TASK PROMPT:
Filter the data for lines with the word "this", then copy every line so identified.

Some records
_ _ _ _

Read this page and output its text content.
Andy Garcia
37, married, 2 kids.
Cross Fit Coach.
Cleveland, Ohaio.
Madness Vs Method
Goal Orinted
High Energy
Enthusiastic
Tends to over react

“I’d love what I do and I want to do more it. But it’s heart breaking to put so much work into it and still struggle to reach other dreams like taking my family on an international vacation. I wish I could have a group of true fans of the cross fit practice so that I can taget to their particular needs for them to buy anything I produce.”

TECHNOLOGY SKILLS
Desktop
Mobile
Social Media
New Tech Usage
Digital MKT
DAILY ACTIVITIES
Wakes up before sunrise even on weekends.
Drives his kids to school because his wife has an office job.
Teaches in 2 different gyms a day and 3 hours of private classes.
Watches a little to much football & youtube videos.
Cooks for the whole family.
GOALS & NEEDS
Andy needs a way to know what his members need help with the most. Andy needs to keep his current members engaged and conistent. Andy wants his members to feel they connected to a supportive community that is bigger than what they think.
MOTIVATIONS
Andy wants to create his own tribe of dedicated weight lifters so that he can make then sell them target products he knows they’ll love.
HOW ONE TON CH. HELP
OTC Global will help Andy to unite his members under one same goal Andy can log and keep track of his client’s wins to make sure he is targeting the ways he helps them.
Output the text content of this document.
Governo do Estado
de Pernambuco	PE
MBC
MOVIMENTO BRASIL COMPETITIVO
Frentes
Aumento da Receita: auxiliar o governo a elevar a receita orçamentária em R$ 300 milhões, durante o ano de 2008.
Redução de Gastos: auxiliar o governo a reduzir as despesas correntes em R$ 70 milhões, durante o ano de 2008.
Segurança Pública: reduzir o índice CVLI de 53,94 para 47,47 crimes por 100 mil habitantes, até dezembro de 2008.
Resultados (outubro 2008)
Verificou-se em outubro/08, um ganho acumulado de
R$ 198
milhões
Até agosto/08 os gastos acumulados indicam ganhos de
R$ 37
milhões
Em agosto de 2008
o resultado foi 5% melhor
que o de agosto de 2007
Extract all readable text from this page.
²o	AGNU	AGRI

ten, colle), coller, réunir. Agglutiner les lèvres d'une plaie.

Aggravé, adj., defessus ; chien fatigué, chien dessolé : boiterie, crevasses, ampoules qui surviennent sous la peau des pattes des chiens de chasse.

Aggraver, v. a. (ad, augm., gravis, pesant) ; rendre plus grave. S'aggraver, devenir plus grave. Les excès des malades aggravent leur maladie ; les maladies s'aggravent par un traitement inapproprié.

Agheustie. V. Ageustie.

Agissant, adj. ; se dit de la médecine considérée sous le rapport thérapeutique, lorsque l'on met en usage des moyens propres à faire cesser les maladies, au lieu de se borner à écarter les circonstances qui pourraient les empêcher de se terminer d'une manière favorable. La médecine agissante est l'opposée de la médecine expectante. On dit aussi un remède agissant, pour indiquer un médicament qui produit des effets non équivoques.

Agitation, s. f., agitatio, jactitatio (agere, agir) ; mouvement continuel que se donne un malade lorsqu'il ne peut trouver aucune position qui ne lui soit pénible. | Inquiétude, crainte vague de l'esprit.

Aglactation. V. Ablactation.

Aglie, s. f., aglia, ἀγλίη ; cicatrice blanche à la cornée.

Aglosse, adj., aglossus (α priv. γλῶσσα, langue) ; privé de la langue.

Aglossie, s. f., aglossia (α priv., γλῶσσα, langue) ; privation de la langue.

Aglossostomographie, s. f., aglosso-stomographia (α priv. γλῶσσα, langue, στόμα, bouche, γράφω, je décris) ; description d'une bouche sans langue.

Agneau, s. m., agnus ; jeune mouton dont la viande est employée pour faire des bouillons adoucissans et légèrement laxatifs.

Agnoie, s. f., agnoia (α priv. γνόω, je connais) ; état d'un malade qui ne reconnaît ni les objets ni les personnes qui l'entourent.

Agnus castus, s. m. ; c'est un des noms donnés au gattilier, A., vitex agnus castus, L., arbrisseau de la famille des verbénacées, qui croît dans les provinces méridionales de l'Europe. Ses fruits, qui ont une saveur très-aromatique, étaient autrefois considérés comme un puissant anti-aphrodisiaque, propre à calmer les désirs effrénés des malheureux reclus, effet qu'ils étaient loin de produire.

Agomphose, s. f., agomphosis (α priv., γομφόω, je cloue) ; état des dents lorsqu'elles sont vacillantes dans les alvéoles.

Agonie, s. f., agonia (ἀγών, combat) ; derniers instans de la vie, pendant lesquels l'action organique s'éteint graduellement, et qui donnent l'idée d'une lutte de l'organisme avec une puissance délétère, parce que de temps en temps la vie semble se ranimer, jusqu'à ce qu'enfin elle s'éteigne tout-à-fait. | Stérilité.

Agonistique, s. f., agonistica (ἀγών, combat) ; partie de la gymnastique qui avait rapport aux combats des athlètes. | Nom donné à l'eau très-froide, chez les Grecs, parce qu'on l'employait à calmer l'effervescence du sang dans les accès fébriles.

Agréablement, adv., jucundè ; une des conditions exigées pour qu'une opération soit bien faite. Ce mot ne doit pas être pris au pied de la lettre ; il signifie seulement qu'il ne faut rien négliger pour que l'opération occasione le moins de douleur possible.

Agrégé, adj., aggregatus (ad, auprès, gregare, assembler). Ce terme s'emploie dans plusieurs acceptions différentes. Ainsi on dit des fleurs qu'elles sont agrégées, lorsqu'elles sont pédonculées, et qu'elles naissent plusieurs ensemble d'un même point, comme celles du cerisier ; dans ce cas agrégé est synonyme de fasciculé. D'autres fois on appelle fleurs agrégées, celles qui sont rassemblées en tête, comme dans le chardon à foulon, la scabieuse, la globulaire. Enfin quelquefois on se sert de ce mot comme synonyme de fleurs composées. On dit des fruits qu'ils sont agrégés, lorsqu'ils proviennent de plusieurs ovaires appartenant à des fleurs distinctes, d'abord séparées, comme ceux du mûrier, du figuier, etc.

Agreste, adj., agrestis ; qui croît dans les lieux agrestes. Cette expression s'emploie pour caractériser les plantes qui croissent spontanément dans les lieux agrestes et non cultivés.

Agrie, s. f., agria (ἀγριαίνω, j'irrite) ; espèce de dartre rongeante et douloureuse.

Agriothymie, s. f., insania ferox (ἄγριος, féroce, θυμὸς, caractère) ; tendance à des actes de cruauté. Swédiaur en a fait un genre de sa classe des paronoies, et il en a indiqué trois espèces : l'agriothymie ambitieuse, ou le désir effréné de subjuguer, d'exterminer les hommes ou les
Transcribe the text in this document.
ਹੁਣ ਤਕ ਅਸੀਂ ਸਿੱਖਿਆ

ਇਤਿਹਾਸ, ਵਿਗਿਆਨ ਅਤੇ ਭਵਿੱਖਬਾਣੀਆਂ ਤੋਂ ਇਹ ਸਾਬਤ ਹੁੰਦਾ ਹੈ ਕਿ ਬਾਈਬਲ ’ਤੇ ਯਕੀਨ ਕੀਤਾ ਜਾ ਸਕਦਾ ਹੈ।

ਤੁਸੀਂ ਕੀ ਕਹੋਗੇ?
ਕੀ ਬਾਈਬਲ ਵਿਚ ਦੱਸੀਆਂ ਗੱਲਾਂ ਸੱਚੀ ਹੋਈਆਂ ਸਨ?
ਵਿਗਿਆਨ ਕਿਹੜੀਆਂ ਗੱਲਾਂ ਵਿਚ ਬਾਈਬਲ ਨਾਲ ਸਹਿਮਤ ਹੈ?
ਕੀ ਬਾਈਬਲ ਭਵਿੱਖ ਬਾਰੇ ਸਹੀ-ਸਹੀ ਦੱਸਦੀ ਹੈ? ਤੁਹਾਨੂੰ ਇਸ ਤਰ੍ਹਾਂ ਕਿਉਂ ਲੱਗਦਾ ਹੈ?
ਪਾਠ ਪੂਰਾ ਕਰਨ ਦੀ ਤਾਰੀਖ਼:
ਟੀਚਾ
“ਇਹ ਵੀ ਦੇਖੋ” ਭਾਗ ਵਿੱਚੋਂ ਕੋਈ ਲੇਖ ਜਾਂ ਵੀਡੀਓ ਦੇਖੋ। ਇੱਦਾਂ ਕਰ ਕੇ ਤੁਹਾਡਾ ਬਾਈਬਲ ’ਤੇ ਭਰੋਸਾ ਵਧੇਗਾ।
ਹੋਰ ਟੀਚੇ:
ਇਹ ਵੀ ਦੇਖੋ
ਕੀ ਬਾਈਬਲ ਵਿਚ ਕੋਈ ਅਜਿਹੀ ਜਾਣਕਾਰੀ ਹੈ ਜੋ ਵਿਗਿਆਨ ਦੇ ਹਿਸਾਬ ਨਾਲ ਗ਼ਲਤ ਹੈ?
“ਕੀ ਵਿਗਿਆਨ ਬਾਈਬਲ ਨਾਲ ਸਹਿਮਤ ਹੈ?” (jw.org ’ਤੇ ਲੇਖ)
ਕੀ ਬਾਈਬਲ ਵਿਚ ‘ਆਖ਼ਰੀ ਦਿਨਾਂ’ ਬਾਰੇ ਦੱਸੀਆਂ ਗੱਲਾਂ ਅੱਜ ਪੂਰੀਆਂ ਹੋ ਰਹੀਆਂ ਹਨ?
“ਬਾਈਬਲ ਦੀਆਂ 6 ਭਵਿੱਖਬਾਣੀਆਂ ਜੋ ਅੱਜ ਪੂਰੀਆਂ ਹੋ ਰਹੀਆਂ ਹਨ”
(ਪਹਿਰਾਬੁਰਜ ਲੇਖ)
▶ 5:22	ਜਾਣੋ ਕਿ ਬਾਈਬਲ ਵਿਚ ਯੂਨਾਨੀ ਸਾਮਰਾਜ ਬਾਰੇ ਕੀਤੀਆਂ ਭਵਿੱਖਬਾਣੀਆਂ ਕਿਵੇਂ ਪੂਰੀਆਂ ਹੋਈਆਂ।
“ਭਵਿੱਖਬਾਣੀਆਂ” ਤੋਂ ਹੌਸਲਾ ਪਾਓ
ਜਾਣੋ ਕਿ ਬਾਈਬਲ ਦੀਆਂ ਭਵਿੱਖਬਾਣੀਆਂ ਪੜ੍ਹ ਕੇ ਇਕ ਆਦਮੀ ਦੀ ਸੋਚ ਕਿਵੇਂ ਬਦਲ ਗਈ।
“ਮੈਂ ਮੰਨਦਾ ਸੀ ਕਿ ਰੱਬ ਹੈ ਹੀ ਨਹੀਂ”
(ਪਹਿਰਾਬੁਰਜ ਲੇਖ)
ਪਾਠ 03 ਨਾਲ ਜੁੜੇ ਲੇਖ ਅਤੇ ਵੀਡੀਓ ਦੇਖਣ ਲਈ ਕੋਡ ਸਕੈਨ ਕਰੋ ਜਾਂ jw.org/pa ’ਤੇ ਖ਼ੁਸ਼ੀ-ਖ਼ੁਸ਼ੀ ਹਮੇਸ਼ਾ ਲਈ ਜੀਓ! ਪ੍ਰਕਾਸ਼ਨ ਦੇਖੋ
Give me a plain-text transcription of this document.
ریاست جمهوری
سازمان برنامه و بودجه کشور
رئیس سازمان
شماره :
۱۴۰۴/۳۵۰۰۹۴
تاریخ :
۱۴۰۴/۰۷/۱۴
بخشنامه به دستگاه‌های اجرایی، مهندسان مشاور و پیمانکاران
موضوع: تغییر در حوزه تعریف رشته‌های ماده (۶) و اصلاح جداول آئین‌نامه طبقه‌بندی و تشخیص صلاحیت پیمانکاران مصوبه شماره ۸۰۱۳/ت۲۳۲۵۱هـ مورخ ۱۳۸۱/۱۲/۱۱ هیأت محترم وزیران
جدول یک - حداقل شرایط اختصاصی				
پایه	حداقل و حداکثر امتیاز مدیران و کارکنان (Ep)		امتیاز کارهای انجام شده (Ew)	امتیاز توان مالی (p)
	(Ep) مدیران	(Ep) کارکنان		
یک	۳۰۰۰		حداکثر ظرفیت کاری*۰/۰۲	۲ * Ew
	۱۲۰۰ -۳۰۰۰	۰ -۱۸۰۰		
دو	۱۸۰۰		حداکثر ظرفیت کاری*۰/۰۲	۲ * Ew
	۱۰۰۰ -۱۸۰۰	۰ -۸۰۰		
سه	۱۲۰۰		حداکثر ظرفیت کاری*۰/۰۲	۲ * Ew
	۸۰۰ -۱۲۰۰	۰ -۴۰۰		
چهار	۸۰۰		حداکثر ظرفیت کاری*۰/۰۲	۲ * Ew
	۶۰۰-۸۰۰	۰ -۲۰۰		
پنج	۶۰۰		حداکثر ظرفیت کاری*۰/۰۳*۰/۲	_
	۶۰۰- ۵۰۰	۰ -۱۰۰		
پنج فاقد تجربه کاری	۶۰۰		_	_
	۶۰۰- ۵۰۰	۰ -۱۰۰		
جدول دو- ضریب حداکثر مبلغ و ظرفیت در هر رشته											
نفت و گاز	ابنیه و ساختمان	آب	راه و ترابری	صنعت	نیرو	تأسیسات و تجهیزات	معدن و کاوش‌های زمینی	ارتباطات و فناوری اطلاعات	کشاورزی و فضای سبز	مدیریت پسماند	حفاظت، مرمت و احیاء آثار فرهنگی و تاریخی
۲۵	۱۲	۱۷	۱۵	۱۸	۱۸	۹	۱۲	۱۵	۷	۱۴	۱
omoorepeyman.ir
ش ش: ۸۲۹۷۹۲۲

_ _ _ _

ANSWER IN FULL:
Read this page and output its text content.
Output the text content of this document.
Extract all readable text from this page.
Transcribe the text in this document.
Give me a plain-text transcription of this document.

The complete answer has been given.